§ **STATED EXERCISE**:
Copy out every line of the data below verbatim, with the pictures left out.

(Bounding box annotations)

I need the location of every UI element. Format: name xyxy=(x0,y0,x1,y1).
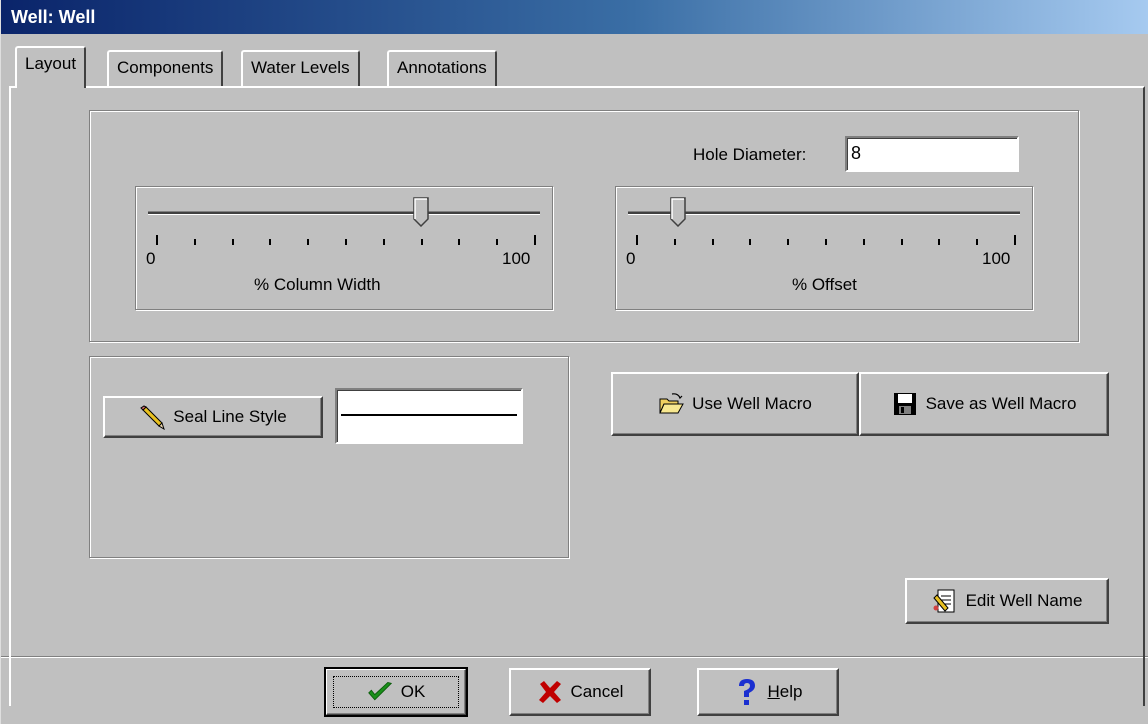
offset-tick xyxy=(711,239,714,245)
tab-components-label: Components xyxy=(117,58,214,77)
window-title: Well: Well xyxy=(11,7,96,27)
offset-tick xyxy=(825,239,827,245)
offset-label: % Offset xyxy=(792,275,857,294)
offset-tick xyxy=(787,239,790,245)
hole-diameter-label: Hole Diameter: xyxy=(693,145,807,164)
tab-annotations-label: Annotations xyxy=(397,58,487,77)
tab-water-levels[interactable]: Water Levels xyxy=(241,50,360,86)
column-width-max-label: 100 xyxy=(502,249,531,268)
column-width-tick xyxy=(382,239,385,245)
edit-well-name-button[interactable]: Edit Well Name xyxy=(905,578,1109,624)
well-dialog: Well: Well Layout Components Water Level… xyxy=(0,0,1148,724)
column-width-slider-box: 0 100 % Column Width xyxy=(135,186,553,310)
offset-slider-track[interactable] xyxy=(628,211,1020,215)
offset-max-label: 100 xyxy=(982,249,1011,268)
offset-tick xyxy=(636,235,638,245)
tab-components[interactable]: Components xyxy=(107,50,224,86)
save-as-well-macro-button[interactable]: Save as Well Macro xyxy=(859,372,1109,436)
edit-document-icon xyxy=(932,588,958,614)
save-as-well-macro-label: Save as Well Macro xyxy=(925,394,1077,413)
offset-min-label: 0 xyxy=(626,249,636,268)
offset-slider-box: 0 100 % Offset xyxy=(615,186,1033,310)
column-width-slider-thumb[interactable] xyxy=(412,197,429,227)
seal-line-style-label: Seal Line Style xyxy=(173,407,287,426)
seal-line-style-preview xyxy=(335,388,523,444)
column-width-tick xyxy=(496,239,499,245)
edit-well-name-label: Edit Well Name xyxy=(965,591,1083,610)
seal-group xyxy=(89,356,569,558)
column-width-tick xyxy=(420,239,423,245)
offset-tick xyxy=(673,239,676,245)
column-width-tick xyxy=(269,239,272,245)
offset-tick xyxy=(900,239,903,245)
column-width-slider-track[interactable] xyxy=(148,211,540,215)
column-width-tick xyxy=(345,239,347,245)
offset-tick xyxy=(1014,235,1016,245)
column-width-tick xyxy=(156,235,158,245)
offset-tick xyxy=(938,239,941,245)
hole-diameter-input[interactable]: 8 xyxy=(845,136,1019,172)
offset-slider-thumb[interactable] xyxy=(669,197,686,227)
offset-tick xyxy=(976,239,979,245)
column-width-tick xyxy=(534,235,536,245)
open-folder-icon xyxy=(658,391,685,417)
column-width-tick xyxy=(231,239,234,245)
use-well-macro-label: Use Well Macro xyxy=(692,394,812,413)
column-width-tick xyxy=(307,239,310,245)
seal-line-sample xyxy=(341,414,517,416)
title-bar[interactable]: Well: Well xyxy=(1,0,1148,34)
offset-tick xyxy=(749,239,752,245)
tab-annotations[interactable]: Annotations xyxy=(387,50,497,86)
seal-line-style-button[interactable]: Seal Line Style xyxy=(103,396,323,438)
column-width-label: % Column Width xyxy=(254,275,381,294)
column-width-tick xyxy=(193,239,196,245)
column-width-tick xyxy=(458,239,461,245)
pencil-icon xyxy=(139,404,166,430)
floppy-disk-icon xyxy=(892,391,918,417)
tab-layout[interactable]: Layout xyxy=(15,46,87,88)
offset-tick xyxy=(862,239,865,245)
column-width-min-label: 0 xyxy=(146,249,156,268)
use-well-macro-button[interactable]: Use Well Macro xyxy=(611,372,859,436)
tab-layout-label: Layout xyxy=(25,54,77,73)
tab-water-levels-label: Water Levels xyxy=(251,58,350,77)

§ **THE SOLUTION**:
I need the location of every UI element. Format: name xyxy=(x0,y0,x1,y1).
offset-tick xyxy=(711,239,714,245)
tab-components-label: Components xyxy=(117,58,214,77)
window-title: Well: Well xyxy=(11,7,96,27)
offset-tick xyxy=(825,239,827,245)
offset-label: % Offset xyxy=(792,275,857,294)
offset-tick xyxy=(787,239,790,245)
hole-diameter-label: Hole Diameter: xyxy=(693,145,807,164)
tab-annotations-label: Annotations xyxy=(397,58,487,77)
tab-water-levels[interactable]: Water Levels xyxy=(241,50,360,86)
column-width-max-label: 100 xyxy=(502,249,531,268)
column-width-tick xyxy=(382,239,385,245)
edit-well-name-button[interactable]: Edit Well Name xyxy=(905,578,1109,624)
well-dialog: Well: Well Layout Components Water Level… xyxy=(0,0,1148,724)
column-width-slider-box: 0 100 % Column Width xyxy=(135,186,553,310)
offset-slider-track[interactable] xyxy=(628,211,1020,215)
offset-max-label: 100 xyxy=(982,249,1011,268)
offset-tick xyxy=(636,235,638,245)
tab-components[interactable]: Components xyxy=(107,50,224,86)
save-as-well-macro-button[interactable]: Save as Well Macro xyxy=(859,372,1109,436)
edit-document-icon xyxy=(932,588,958,614)
save-as-well-macro-label: Save as Well Macro xyxy=(925,394,1077,413)
offset-min-label: 0 xyxy=(626,249,636,268)
offset-slider-box: 0 100 % Offset xyxy=(615,186,1033,310)
column-width-slider-thumb[interactable] xyxy=(412,197,429,227)
seal-line-style-label: Seal Line Style xyxy=(173,407,287,426)
seal-line-style-preview xyxy=(335,388,523,444)
column-width-tick xyxy=(496,239,499,245)
edit-well-name-label: Edit Well Name xyxy=(965,591,1083,610)
seal-group xyxy=(89,356,569,558)
column-width-tick xyxy=(420,239,423,245)
offset-tick xyxy=(673,239,676,245)
column-width-tick xyxy=(269,239,272,245)
offset-tick xyxy=(900,239,903,245)
column-width-slider-track[interactable] xyxy=(148,211,540,215)
column-width-tick xyxy=(345,239,347,245)
offset-tick xyxy=(1014,235,1016,245)
column-width-tick xyxy=(156,235,158,245)
offset-tick xyxy=(938,239,941,245)
hole-diameter-input[interactable]: 8 xyxy=(845,136,1019,172)
offset-slider-thumb[interactable] xyxy=(669,197,686,227)
offset-tick xyxy=(976,239,979,245)
column-width-tick xyxy=(534,235,536,245)
open-folder-icon xyxy=(658,391,685,417)
column-width-tick xyxy=(231,239,234,245)
use-well-macro-label: Use Well Macro xyxy=(692,394,812,413)
column-width-tick xyxy=(307,239,310,245)
seal-line-sample xyxy=(341,414,517,416)
title-bar[interactable]: Well: Well xyxy=(1,0,1148,34)
offset-tick xyxy=(749,239,752,245)
tab-annotations[interactable]: Annotations xyxy=(387,50,497,86)
seal-line-style-button[interactable]: Seal Line Style xyxy=(103,396,323,438)
column-width-label: % Column Width xyxy=(254,275,381,294)
column-width-tick xyxy=(193,239,196,245)
column-width-tick xyxy=(458,239,461,245)
pencil-icon xyxy=(139,404,166,430)
floppy-disk-icon xyxy=(892,391,918,417)
tab-layout[interactable]: Layout xyxy=(15,46,87,88)
offset-tick xyxy=(862,239,865,245)
column-width-min-label: 0 xyxy=(146,249,156,268)
use-well-macro-button[interactable]: Use Well Macro xyxy=(611,372,859,436)
tab-layout-label: Layout xyxy=(25,54,77,73)
tab-water-levels-label: Water Levels xyxy=(251,58,350,77)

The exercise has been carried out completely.